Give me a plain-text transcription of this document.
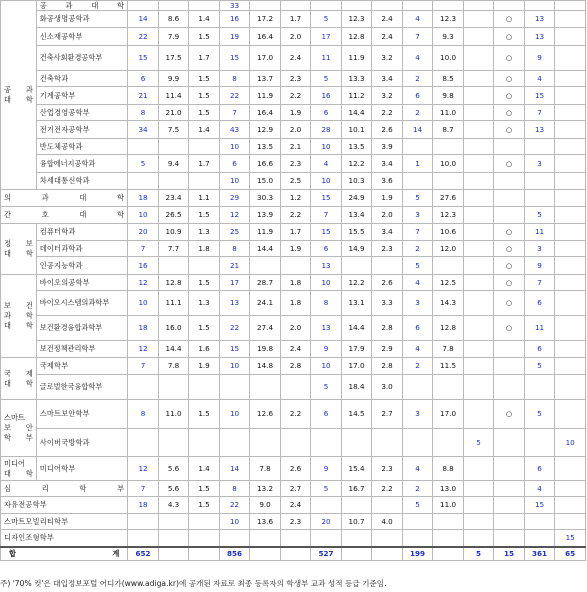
공 과
대 학	공 과 대 학				33											
	화공생명공학과	14	8.6	1.4	16	17.2	1.7	5	12.3	2.4	4	12.3		○	13	
	신소재공학부	22	7.9	1.5	19	16.4	2.0	17	12.8	2.4	7	9.3		○	13	
	건축사회환경공학부	15	17.5	1.7	15	17.0	2.4	11	11.9	3.2	4	10.0		○	9	
	건축학과	6	9.9	1.5	8	13.7	2.3	5	13.3	3.4	2	8.5		○	4	
	기계공학부	21	11.4	1.5	22	11.9	2.2	16	11.2	3.2	6	9.8		○	15	
	산업경영공학부	8	21.0	1.5	7	16.4	1.9	6	14.4	2.2	2	11.0		○	7	
	전기전자공학부	34	7.5	1.4	43	12.9	2.0	28	10.1	2.6	14	8.7		○	13	
	반도체공학과				10	13.5	2.1	10	13.5	3.9						
	융합에너지공학과	5	9.4	1.7	6	16.6	2.3	4	12.2	3.4	1	10.0		○	3	
	차세대통신학과				10	15.0	2.5	10	10.3	3.6						
의 과 대 학		18	23.4	1.1	29	30.3	1.2	15	24.9	1.9	5	27.6				
간 호 대 학		10	26.5	1.5	12	13.9	2.2	7	13.4	2.0	3	12.3			5	

정 보
대 학	컴퓨터학과	20	10.9	1.3	25	11.9	1.7	15	15.5	3.4	7	10.6		○	11	
	데이터과학과	7	7.7	1.8	8	14.4	1.9	6	14.9	2.3	2	12.0		○	3	
	인공지능학과	16			21			13			5			○	9	

보 건
과 학
대 학	바이오의공학부	12	12.8	1.5	17	28.7	1.8	10	12.2	2.6	4	12.5		○	7	
	바이오시스템의과학부	10	11.1	1.3	13	24.1	1.8	8	13.1	3.3	3	14.3		○	6	
	보건환경융합과학부	18	16.0	1.5	22	27.4	2.0	13	14.4	2.8	6	12.8		○	11	
	보건정책관리학부	12	14.4	1.6	15	19.8	2.4	9	17.9	2.9	4	7.8			6	

국 제
대 학	국제학부	7	7.8	1.9	10	14.8	2.8	10	17.0	2.8	2	11.5			5	
	글로벌한국융합학부							5	18.4	3.0						

스마트
보 안
학 부	스마트보안학부	8	11.0	1.5	10	12.6	2.2	6	14.5	2.7	3	17.0		○	5	
	사이버국방학과												5			10

미디어
대 학	미디어학부	12	5.6	1.4	14	7.8	2.6	9	15.4	2.3	4	8.8			6	
심 리 학 부		7	5.6	1.5	8	13.2	2.7	5	16.7	2.2	2	13.0			4	
자유전공학부		18	4.3	1.5	22	9.0	2.4				5	11.0			15	
스마트모빌리티학부					10	13.6	2.3	20	10.7	4.0						
디자인조형학부																15
합 계		652			856			527			199		5	15	361	65
주) '70% 컷'은 대입정보포털 어디가(www.adiga.kr)에 공개된 자료로 최종 등록자의 학생부 교과 성적 등급 기준임.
──────
# TASK:
Each record above must be returned exactly as written, with its pictures omitted.

# EXERCISE ANSWER:
Give me a plain-text transcription of this document.
공 과
대 학	공 과 대 학				33											
	화공생명공학과	14	8.6	1.4	16	17.2	1.7	5	12.3	2.4	4	12.3		○	13	
	신소재공학부	22	7.9	1.5	19	16.4	2.0	17	12.8	2.4	7	9.3		○	13	
	건축사회환경공학부	15	17.5	1.7	15	17.0	2.4	11	11.9	3.2	4	10.0		○	9	
	건축학과	6	9.9	1.5	8	13.7	2.3	5	13.3	3.4	2	8.5		○	4	
	기계공학부	21	11.4	1.5	22	11.9	2.2	16	11.2	3.2	6	9.8		○	15	
	산업경영공학부	8	21.0	1.5	7	16.4	1.9	6	14.4	2.2	2	11.0		○	7	
	전기전자공학부	34	7.5	1.4	43	12.9	2.0	28	10.1	2.6	14	8.7		○	13	
	반도체공학과				10	13.5	2.1	10	13.5	3.9						
	융합에너지공학과	5	9.4	1.7	6	16.6	2.3	4	12.2	3.4	1	10.0		○	3	
	차세대통신학과				10	15.0	2.5	10	10.3	3.6						
의 과 대 학		18	23.4	1.1	29	30.3	1.2	15	24.9	1.9	5	27.6				
간 호 대 학		10	26.5	1.5	12	13.9	2.2	7	13.4	2.0	3	12.3			5	

정 보
대 학	컴퓨터학과	20	10.9	1.3	25	11.9	1.7	15	15.5	3.4	7	10.6		○	11	
	데이터과학과	7	7.7	1.8	8	14.4	1.9	6	14.9	2.3	2	12.0		○	3	
	인공지능학과	16			21			13			5			○	9	

보 건
과 학
대 학	바이오의공학부	12	12.8	1.5	17	28.7	1.8	10	12.2	2.6	4	12.5		○	7	
	바이오시스템의과학부	10	11.1	1.3	13	24.1	1.8	8	13.1	3.3	3	14.3		○	6	
	보건환경융합과학부	18	16.0	1.5	22	27.4	2.0	13	14.4	2.8	6	12.8		○	11	
	보건정책관리학부	12	14.4	1.6	15	19.8	2.4	9	17.9	2.9	4	7.8			6	

국 제
대 학	국제학부	7	7.8	1.9	10	14.8	2.8	10	17.0	2.8	2	11.5			5	
	글로벌한국융합학부							5	18.4	3.0						

스마트
보 안
학 부	스마트보안학부	8	11.0	1.5	10	12.6	2.2	6	14.5	2.7	3	17.0		○	5	
	사이버국방학과												5			10

미디어
대 학	미디어학부	12	5.6	1.4	14	7.8	2.6	9	15.4	2.3	4	8.8			6	
심 리 학 부		7	5.6	1.5	8	13.2	2.7	5	16.7	2.2	2	13.0			4	
자유전공학부		18	4.3	1.5	22	9.0	2.4				5	11.0			15	
스마트모빌리티학부					10	13.6	2.3	20	10.7	4.0						
디자인조형학부																15
합 계		652			856			527			199		5	15	361	65
주) '70% 컷'은 대입정보포털 어디가(www.adiga.kr)에 공개된 자료로 최종 등록자의 학생부 교과 성적 등급 기준임.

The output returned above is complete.